::: TEXTE D'EXERCICE

S’il est opportun de traiter de ceci aujourd’hui, c’est parce que la Bidenmania semble avoir aussi conquis Wall Street. Que les marchés soient impressionnés par ce qui se passe à la Maison Blanche se comprend, car tout le monde l’est. Sans prétendre à l’exhaustivité, retenons ceci :

₋ Le succès logistique inouï de la campagne de vaccination. L’objectif a priori hors de portée de 100 millions de vaccinés en 100 jours a été atteint en … 58 jours ! L’Etat sait être efficace ;

₋ La détermination dans le soutien de la conjoncture, quitte à « pousser les murs », avec un plan de USD 1900 milliards s’ajoutant à celui de fin 2020 de USD 900 milliards ;

₋ L’ambition de dynamiser les investissements publics, avec un plan à USD 2000 milliards pour des infrastructures qui ont souvent été délaissées par manque de vision de moyen terme ;

₋ La volonté de se dépêcher pour préserver ce qui peut l’être en matière de climat et de biodiversité, avec un objectif de réduction des émissions de CO2 porté de « -26% à -28% » d’ici 2025, cible fixée par Barack Obama en 2015, à une contraction de 50% d’ici 2030 ; en outre, Joe Biden a fait remonter les Etats-Unis sur la scène environnementale internationale, avec un Sommet virtuel aux annonces majeures et avec un effet d’entraînement de premier ordre, tant sur d’autres pays que sur les entreprises, notamment du secteur financier ;

₋ La fermeté sur le front géopolitique, vis-à-vis de la Chine et de la Russie, et aussi d’autres pays, dont la Turquie, avec une reconnaissance du génocide arménien qui met les principes avant les intérêts de court terme (des principes et une qualité qui l’auraient fait ne pas être assis devant Mme von der Leyen !) ;

₋ La préoccupation d’oeuvrer à la cohésion sociale, au travers de l’orientation sociale de la relance et aussi en promouvant un relèvement de la taxation des bénéfices des entreprises et des plus-values des particuliers et une coopération internationale pour empêcher des multinationales de pratiquer une optimisation fiscale agressive.

Bourse et bien commun

Du point de vue des marchés d’actions, ce dernier point, relatif à la fiscalité, est particulièrement saillant. Il aurait été attendu qu’ils perçoivent négativement de telles politiques qui auront pour effet immédiat d’amputer les bénéfices après impôt. Or, il n’y en a rien été, la bourse américaine ayant encore progressé depuis le début de l’année. Il faut se réjouir doublement, d’abord, bien sûr, de la hausse et, ensuite, de sa motivation. En effet, une telle hausse « malgré » de telles mesures montre que les marchés ont compris que ces dernières étaient, en fait, dans la durée, bénéfiques pour l’économie.

L’économie n’a rien à gagner de distorsions fiscales qui font que l’entreprise qui peut déplacer sa base imposable vers une juridiction moins taxée bénéficie d’un avantage compétitif. Il faut que le meilleur gagne, pas celui qui jouit d’un avantage fiscal. L’économie n’a rien à gagner à voir les plus grandes entreprises avoir les moyens de racheter les entreprises qui pourraient un jour leur faire concurrence, car cela mine les gains de productivité d’après-demain. L’économie n’a rien à gagner d’inégalités qui entravent l’accès à l’éducation supérieure ou la mobilité sociale, qui sapent la confiance envers les institutions et qui conduisent à des dépenses de sécurité improductives.

::::::
::: EXTRAIT DE DONNÉES

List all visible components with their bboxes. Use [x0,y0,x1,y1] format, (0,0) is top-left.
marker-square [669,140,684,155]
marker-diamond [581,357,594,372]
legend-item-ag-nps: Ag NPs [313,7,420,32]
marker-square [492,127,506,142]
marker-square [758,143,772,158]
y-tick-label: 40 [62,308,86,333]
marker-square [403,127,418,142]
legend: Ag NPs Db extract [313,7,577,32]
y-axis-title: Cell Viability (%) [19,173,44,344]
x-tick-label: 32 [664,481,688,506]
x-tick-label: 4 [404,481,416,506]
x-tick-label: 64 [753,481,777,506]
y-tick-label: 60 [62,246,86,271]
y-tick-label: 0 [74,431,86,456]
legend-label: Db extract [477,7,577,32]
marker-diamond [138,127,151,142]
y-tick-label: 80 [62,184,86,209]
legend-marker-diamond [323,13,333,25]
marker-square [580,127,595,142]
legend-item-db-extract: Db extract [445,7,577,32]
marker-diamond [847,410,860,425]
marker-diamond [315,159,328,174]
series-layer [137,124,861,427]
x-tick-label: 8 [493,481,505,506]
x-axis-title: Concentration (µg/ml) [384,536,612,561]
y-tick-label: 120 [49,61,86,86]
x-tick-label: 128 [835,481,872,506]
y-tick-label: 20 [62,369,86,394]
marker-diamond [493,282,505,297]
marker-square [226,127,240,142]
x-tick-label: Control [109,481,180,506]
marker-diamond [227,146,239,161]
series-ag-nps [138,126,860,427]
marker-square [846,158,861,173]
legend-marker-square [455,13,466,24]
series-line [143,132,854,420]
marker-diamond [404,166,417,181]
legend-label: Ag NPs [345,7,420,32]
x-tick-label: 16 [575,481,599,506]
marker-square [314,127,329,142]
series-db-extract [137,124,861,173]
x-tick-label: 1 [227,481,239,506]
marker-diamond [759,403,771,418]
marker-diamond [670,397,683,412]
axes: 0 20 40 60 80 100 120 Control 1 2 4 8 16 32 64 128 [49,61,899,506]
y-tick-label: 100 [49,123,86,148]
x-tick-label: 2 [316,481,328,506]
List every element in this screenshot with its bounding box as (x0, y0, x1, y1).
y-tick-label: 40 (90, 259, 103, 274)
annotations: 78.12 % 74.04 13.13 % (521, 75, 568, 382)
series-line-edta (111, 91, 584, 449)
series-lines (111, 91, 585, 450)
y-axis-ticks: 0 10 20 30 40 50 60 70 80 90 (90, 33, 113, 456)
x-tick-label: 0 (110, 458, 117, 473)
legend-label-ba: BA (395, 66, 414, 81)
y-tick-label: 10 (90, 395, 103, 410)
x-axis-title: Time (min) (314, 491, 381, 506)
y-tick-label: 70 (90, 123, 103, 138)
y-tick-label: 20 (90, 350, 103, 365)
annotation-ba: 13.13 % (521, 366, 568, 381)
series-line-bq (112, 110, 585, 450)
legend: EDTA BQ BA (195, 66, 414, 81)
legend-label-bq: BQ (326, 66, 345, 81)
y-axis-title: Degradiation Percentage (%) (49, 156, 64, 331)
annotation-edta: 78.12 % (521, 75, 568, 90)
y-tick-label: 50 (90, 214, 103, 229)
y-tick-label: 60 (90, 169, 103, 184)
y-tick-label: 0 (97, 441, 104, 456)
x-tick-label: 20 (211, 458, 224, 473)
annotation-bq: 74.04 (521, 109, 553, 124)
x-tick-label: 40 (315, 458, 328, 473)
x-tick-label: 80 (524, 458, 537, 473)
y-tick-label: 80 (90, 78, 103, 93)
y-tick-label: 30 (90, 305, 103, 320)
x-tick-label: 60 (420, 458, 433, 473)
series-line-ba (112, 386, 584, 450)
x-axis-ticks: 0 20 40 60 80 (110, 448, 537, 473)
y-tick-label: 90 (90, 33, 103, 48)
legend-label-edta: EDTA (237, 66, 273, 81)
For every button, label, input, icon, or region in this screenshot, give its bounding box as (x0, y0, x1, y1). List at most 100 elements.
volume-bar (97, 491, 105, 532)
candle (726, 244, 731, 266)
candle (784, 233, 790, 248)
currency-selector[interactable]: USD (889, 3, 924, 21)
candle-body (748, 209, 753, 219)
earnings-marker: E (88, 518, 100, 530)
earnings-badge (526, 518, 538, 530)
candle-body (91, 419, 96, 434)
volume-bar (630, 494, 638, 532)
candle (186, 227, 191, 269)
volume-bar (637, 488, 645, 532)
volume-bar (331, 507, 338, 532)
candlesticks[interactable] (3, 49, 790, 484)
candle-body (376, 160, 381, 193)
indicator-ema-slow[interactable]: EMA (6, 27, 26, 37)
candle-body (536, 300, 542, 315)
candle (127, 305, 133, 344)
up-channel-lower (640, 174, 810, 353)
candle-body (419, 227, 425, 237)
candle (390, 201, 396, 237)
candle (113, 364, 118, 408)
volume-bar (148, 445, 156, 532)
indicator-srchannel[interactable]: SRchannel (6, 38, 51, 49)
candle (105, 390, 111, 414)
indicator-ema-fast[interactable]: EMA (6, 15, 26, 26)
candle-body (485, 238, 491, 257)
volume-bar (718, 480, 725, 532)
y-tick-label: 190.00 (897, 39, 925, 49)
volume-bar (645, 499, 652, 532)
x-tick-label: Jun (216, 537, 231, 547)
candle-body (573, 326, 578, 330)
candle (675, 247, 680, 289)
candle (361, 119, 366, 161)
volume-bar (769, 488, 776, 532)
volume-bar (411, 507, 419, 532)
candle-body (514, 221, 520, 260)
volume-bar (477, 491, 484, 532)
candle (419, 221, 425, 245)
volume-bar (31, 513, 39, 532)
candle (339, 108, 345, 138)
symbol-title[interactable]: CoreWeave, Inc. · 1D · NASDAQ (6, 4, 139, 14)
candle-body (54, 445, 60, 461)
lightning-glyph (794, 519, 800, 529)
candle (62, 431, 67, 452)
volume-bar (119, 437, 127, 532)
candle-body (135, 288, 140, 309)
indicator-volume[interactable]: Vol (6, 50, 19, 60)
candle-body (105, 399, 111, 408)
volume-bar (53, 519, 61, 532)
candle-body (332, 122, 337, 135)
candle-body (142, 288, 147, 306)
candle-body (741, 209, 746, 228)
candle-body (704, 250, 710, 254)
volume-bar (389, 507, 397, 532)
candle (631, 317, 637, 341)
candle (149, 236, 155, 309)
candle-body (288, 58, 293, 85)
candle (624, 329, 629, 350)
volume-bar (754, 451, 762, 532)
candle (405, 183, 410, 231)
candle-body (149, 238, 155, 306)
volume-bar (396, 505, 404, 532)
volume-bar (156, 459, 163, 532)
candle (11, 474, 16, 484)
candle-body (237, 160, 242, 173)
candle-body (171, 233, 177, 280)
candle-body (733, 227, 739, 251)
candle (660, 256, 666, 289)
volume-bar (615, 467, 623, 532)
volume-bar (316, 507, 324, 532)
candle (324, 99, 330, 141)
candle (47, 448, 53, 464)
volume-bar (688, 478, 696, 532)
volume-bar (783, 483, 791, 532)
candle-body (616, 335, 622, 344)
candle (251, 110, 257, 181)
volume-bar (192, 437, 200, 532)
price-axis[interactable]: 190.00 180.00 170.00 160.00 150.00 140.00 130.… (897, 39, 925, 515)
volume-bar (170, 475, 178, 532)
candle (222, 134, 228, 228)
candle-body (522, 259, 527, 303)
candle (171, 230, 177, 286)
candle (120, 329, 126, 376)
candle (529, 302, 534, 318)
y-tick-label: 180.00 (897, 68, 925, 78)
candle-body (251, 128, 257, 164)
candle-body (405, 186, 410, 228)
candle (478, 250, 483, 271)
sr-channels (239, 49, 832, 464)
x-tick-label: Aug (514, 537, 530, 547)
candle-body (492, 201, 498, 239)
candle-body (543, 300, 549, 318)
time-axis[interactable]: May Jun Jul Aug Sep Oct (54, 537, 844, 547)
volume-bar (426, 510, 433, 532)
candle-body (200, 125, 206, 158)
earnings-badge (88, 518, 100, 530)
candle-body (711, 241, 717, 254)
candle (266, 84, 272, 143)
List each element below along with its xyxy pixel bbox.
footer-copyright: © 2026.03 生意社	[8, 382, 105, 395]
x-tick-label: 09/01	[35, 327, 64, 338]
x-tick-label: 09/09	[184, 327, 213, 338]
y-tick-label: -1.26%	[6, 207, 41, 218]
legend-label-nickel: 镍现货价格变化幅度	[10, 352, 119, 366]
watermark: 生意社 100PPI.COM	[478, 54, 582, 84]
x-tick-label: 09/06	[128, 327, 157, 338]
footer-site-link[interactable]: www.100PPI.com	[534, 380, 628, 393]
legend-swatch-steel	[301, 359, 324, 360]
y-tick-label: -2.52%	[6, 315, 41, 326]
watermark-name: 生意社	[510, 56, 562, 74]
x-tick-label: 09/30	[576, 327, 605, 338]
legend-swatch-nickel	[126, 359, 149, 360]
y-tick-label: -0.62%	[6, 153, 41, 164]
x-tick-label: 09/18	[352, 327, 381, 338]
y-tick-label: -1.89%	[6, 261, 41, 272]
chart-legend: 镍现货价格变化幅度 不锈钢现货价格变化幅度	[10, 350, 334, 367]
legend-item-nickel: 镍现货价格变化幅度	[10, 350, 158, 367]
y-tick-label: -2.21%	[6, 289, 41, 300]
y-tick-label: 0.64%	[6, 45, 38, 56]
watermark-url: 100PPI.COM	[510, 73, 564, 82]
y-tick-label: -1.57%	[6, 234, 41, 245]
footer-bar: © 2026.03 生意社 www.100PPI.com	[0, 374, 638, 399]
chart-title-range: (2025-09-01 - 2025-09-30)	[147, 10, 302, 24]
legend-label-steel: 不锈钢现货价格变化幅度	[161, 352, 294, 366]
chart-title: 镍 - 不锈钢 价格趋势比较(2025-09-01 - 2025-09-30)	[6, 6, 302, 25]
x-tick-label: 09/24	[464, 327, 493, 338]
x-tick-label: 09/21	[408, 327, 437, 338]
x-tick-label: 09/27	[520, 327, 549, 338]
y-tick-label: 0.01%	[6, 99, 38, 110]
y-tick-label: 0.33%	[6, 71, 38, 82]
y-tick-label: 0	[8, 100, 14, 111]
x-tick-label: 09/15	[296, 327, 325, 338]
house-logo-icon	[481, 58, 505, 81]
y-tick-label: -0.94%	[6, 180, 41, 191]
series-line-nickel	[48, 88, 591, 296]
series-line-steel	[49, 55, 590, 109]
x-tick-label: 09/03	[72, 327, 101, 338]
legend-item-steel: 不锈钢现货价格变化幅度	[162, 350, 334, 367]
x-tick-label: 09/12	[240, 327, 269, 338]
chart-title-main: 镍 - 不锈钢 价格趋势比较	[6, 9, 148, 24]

::::::

TÂCHE À RÉALISER:
Transcrivez le passage du texte sur Joe Biden et les marchés situé entre « Du point de » et « bénéfiques pour l’économie. », ces deux bornes incluses. La liste ci-dessus n'est pas nécessaire.

RÉPONSE FINALE:
Du point de vue des marchés d’actions, ce dernier point, relatif à la fiscalité, est particulièrement saillant. Il aurait été attendu qu’ils perçoivent négativement de telles politiques qui auront pour effet immédiat d’amputer les bénéfices après impôt. Or, il n’y en a rien été, la bourse américaine ayant encore progressé depuis le début de l’année. Il faut se réjouir doublement, d’abord, bien sûr, de la hausse et, ensuite, de sa motivation. En effet, une telle hausse « malgré » de telles mesures montre que les marchés ont compris que ces dernières étaient, en fait, dans la durée, bénéfiques pour l’économie.